Exercise instructions - Reproduce every line of the records that follow, word for word and in the same order.
── Data entries
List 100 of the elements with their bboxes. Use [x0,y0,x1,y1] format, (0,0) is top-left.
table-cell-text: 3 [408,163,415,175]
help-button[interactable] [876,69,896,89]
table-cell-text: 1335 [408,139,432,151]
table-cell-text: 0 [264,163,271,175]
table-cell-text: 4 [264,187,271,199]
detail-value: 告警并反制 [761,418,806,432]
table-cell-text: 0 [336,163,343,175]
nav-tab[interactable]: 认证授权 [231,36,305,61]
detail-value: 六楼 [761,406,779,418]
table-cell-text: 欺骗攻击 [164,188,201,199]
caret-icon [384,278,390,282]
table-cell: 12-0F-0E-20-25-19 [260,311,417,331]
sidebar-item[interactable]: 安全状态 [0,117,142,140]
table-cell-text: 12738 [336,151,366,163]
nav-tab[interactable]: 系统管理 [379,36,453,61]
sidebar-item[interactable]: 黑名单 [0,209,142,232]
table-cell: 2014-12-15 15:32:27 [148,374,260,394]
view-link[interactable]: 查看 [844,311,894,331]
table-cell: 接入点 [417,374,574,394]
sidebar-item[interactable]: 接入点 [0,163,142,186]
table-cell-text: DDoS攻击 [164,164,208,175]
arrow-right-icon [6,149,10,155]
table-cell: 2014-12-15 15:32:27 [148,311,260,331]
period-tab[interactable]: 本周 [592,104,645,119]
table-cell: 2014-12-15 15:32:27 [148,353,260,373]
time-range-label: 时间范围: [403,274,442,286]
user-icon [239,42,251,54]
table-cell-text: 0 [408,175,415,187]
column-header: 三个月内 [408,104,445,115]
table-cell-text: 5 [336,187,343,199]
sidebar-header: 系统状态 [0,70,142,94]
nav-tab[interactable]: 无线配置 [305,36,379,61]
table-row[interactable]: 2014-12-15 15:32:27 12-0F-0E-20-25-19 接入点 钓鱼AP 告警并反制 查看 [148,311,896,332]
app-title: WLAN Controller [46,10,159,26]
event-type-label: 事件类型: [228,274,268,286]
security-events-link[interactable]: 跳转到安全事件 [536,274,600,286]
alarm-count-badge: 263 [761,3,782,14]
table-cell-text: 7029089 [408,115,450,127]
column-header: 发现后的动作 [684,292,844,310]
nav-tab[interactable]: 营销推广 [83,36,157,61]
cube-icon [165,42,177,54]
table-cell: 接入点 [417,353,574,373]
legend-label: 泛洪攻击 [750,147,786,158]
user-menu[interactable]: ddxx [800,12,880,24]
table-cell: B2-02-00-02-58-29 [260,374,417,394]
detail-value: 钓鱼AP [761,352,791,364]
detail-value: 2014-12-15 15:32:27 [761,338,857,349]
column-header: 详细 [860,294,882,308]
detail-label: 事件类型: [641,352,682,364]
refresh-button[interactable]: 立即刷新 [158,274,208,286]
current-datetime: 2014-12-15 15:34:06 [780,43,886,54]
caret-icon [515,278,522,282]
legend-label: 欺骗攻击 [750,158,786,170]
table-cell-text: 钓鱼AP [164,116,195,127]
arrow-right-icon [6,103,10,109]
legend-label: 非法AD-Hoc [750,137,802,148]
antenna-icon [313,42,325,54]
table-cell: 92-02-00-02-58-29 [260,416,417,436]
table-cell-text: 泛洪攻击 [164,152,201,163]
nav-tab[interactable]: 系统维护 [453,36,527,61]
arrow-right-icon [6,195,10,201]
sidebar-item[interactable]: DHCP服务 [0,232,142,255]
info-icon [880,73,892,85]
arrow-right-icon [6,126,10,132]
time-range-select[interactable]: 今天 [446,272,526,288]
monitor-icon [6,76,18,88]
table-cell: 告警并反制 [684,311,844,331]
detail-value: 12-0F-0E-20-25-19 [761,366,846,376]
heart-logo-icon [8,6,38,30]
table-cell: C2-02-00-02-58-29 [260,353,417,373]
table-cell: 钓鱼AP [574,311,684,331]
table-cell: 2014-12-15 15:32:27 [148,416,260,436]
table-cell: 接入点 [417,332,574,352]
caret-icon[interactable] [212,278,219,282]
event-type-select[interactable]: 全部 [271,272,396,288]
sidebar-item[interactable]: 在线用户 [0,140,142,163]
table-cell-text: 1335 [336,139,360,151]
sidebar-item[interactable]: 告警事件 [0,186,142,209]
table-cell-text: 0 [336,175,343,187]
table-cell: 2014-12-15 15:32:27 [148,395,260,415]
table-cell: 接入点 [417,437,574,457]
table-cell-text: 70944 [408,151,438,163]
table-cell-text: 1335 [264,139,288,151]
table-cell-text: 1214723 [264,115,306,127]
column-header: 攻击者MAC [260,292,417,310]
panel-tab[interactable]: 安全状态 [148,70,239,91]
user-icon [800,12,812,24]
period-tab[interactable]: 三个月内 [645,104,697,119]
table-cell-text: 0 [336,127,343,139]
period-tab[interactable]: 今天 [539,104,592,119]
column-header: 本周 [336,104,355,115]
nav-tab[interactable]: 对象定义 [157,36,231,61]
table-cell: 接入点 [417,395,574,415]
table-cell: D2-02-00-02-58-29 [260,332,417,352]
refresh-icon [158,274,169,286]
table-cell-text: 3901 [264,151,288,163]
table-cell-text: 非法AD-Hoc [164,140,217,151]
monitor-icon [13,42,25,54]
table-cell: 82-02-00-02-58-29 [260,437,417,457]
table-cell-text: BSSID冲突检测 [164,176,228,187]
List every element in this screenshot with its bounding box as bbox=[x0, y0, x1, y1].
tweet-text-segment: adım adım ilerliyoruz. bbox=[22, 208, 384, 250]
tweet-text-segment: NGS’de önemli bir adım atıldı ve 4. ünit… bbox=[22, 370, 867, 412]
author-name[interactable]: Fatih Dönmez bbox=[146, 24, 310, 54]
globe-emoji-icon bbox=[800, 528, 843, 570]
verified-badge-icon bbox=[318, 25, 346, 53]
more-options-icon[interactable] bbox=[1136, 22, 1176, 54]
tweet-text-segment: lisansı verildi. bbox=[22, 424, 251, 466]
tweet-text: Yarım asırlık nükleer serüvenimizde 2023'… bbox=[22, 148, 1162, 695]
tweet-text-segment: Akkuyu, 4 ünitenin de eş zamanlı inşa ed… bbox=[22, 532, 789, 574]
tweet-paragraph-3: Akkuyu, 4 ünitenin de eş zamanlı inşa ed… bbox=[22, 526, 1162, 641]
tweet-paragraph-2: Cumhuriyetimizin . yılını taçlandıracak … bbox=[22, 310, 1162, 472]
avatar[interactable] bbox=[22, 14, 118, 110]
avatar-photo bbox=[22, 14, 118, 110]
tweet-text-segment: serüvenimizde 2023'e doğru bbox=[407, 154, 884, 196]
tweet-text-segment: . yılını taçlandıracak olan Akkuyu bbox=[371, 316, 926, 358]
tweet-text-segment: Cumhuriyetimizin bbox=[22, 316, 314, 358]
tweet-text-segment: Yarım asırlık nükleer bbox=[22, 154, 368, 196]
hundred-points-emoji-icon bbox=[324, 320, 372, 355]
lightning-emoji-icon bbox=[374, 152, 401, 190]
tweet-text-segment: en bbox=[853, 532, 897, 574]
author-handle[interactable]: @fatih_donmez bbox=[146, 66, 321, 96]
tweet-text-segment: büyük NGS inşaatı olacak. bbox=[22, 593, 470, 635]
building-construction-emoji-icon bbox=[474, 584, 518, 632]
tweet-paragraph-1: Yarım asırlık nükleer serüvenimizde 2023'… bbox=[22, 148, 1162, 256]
────
Response to this task -
List 100 of the elements with their bboxes. Use [x0,y0,x1,y1] format, (0,0) is top-left.
table-cell-text: 3 [408,163,415,175]
help-button[interactable] [876,69,896,89]
table-cell-text: 1335 [408,139,432,151]
table-cell-text: 0 [264,163,271,175]
table-cell-text: 4 [264,187,271,199]
detail-value: 告警并反制 [761,418,806,432]
table-cell-text: 0 [336,163,343,175]
nav-tab[interactable]: 认证授权 [231,36,305,61]
detail-value: 六楼 [761,406,779,418]
table-cell-text: 欺骗攻击 [164,188,201,199]
caret-icon [384,278,390,282]
table-cell: 12-0F-0E-20-25-19 [260,311,417,331]
sidebar-item[interactable]: 安全状态 [0,117,142,140]
table-cell-text: 12738 [336,151,366,163]
nav-tab[interactable]: 系统管理 [379,36,453,61]
sidebar-item[interactable]: 黑名单 [0,209,142,232]
table-cell: 2014-12-15 15:32:27 [148,374,260,394]
view-link[interactable]: 查看 [844,311,894,331]
table-cell: 接入点 [417,374,574,394]
sidebar-item[interactable]: 接入点 [0,163,142,186]
table-cell-text: DDoS攻击 [164,164,208,175]
arrow-right-icon [6,149,10,155]
table-cell: 2014-12-15 15:32:27 [148,311,260,331]
period-tab[interactable]: 本周 [592,104,645,119]
table-cell: 2014-12-15 15:32:27 [148,353,260,373]
time-range-label: 时间范围: [403,274,442,286]
user-icon [239,42,251,54]
table-cell-text: 0 [408,175,415,187]
column-header: 三个月内 [408,104,445,115]
table-cell-text: 5 [336,187,343,199]
sidebar-header: 系统状态 [0,70,142,94]
nav-tab[interactable]: 无线配置 [305,36,379,61]
table-row[interactable]: 2014-12-15 15:32:27 12-0F-0E-20-25-19 接入点 钓鱼AP 告警并反制 查看 [148,311,896,332]
app-title: WLAN Controller [46,10,159,26]
event-type-label: 事件类型: [228,274,268,286]
security-events-link[interactable]: 跳转到安全事件 [536,274,600,286]
alarm-count-badge: 263 [761,3,782,14]
table-cell-text: 7029089 [408,115,450,127]
column-header: 发现后的动作 [684,292,844,310]
nav-tab[interactable]: 营销推广 [83,36,157,61]
cube-icon [165,42,177,54]
table-cell: 接入点 [417,353,574,373]
legend-label: 泛洪攻击 [750,147,786,158]
user-menu[interactable]: ddxx [800,12,880,24]
table-cell: B2-02-00-02-58-29 [260,374,417,394]
detail-value: 钓鱼AP [761,352,791,364]
detail-value: 2014-12-15 15:32:27 [761,338,857,349]
column-header: 详细 [860,294,882,308]
detail-label: 事件类型: [641,352,682,364]
refresh-button[interactable]: 立即刷新 [158,274,208,286]
current-datetime: 2014-12-15 15:34:06 [780,43,886,54]
caret-icon [515,278,522,282]
legend-label: 欺骗攻击 [750,158,786,170]
table-cell-text: 钓鱼AP [164,116,195,127]
arrow-right-icon [6,103,10,109]
legend-label: 非法AD-Hoc [750,137,802,148]
antenna-icon [313,42,325,54]
table-cell: 92-02-00-02-58-29 [260,416,417,436]
table-cell-text: 泛洪攻击 [164,152,201,163]
nav-tab[interactable]: 系统维护 [453,36,527,61]
arrow-right-icon [6,195,10,201]
sidebar-item[interactable]: DHCP服务 [0,232,142,255]
info-icon [880,73,892,85]
arrow-right-icon [6,126,10,132]
time-range-select[interactable]: 今天 [446,272,526,288]
monitor-icon [6,76,18,88]
table-cell: 告警并反制 [684,311,844,331]
detail-value: 12-0F-0E-20-25-19 [761,366,846,376]
heart-logo-icon [8,6,38,30]
table-cell: C2-02-00-02-58-29 [260,353,417,373]
table-cell: 钓鱼AP [574,311,684,331]
table-cell: 2014-12-15 15:32:27 [148,416,260,436]
table-cell: 接入点 [417,332,574,352]
caret-icon[interactable] [212,278,219,282]
event-type-select[interactable]: 全部 [271,272,396,288]
sidebar-item[interactable]: 在线用户 [0,140,142,163]
table-cell-text: 1335 [336,139,360,151]
sidebar-item[interactable]: 告警事件 [0,186,142,209]
table-cell-text: 0 [336,175,343,187]
table-cell: 2014-12-15 15:32:27 [148,395,260,415]
table-cell: 接入点 [417,437,574,457]
table-cell-text: 70944 [408,151,438,163]
table-cell-text: 1335 [264,139,288,151]
table-cell-text: 1214723 [264,115,306,127]
column-header: 攻击者MAC [260,292,417,310]
panel-tab[interactable]: 安全状态 [148,70,239,91]
user-icon [800,12,812,24]
period-tab[interactable]: 三个月内 [645,104,697,119]
table-cell-text: 0 [336,127,343,139]
period-tab[interactable]: 今天 [539,104,592,119]
column-header: 本周 [336,104,355,115]
nav-tab[interactable]: 对象定义 [157,36,231,61]
table-cell: 接入点 [417,395,574,415]
table-cell: D2-02-00-02-58-29 [260,332,417,352]
refresh-icon [158,274,169,286]
table-cell-text: 3901 [264,151,288,163]
table-cell-text: 非法AD-Hoc [164,140,217,151]
monitor-icon [13,42,25,54]
table-cell: 82-02-00-02-58-29 [260,437,417,457]
table-cell-text: BSSID冲突检测 [164,176,228,187]
List every element in this screenshot with its bounding box as bbox=[x0, y0, x1, y1].
tweet-text-segment: adım adım ilerliyoruz. bbox=[22, 208, 384, 250]
tweet-text-segment: NGS’de önemli bir adım atıldı ve 4. ünit… bbox=[22, 370, 867, 412]
author-name[interactable]: Fatih Dönmez bbox=[146, 24, 310, 54]
globe-emoji-icon bbox=[800, 528, 843, 570]
verified-badge-icon bbox=[318, 25, 346, 53]
more-options-icon[interactable] bbox=[1136, 22, 1176, 54]
tweet-text-segment: lisansı verildi. bbox=[22, 424, 251, 466]
tweet-text: Yarım asırlık nükleer serüvenimizde 2023'… bbox=[22, 148, 1162, 695]
tweet-text-segment: Akkuyu, 4 ünitenin de eş zamanlı inşa ed… bbox=[22, 532, 789, 574]
tweet-paragraph-3: Akkuyu, 4 ünitenin de eş zamanlı inşa ed… bbox=[22, 526, 1162, 641]
tweet-paragraph-2: Cumhuriyetimizin . yılını taçlandıracak … bbox=[22, 310, 1162, 472]
avatar[interactable] bbox=[22, 14, 118, 110]
avatar-photo bbox=[22, 14, 118, 110]
tweet-text-segment: serüvenimizde 2023'e doğru bbox=[407, 154, 884, 196]
tweet-text-segment: . yılını taçlandıracak olan Akkuyu bbox=[371, 316, 926, 358]
tweet-text-segment: Cumhuriyetimizin bbox=[22, 316, 314, 358]
tweet-text-segment: Yarım asırlık nükleer bbox=[22, 154, 368, 196]
hundred-points-emoji-icon bbox=[324, 320, 372, 355]
lightning-emoji-icon bbox=[374, 152, 401, 190]
tweet-text-segment: en bbox=[853, 532, 897, 574]
author-handle[interactable]: @fatih_donmez bbox=[146, 66, 321, 96]
tweet-text-segment: büyük NGS inşaatı olacak. bbox=[22, 593, 470, 635]
building-construction-emoji-icon bbox=[474, 584, 518, 632]
tweet-paragraph-1: Yarım asırlık nükleer serüvenimizde 2023'… bbox=[22, 148, 1162, 256]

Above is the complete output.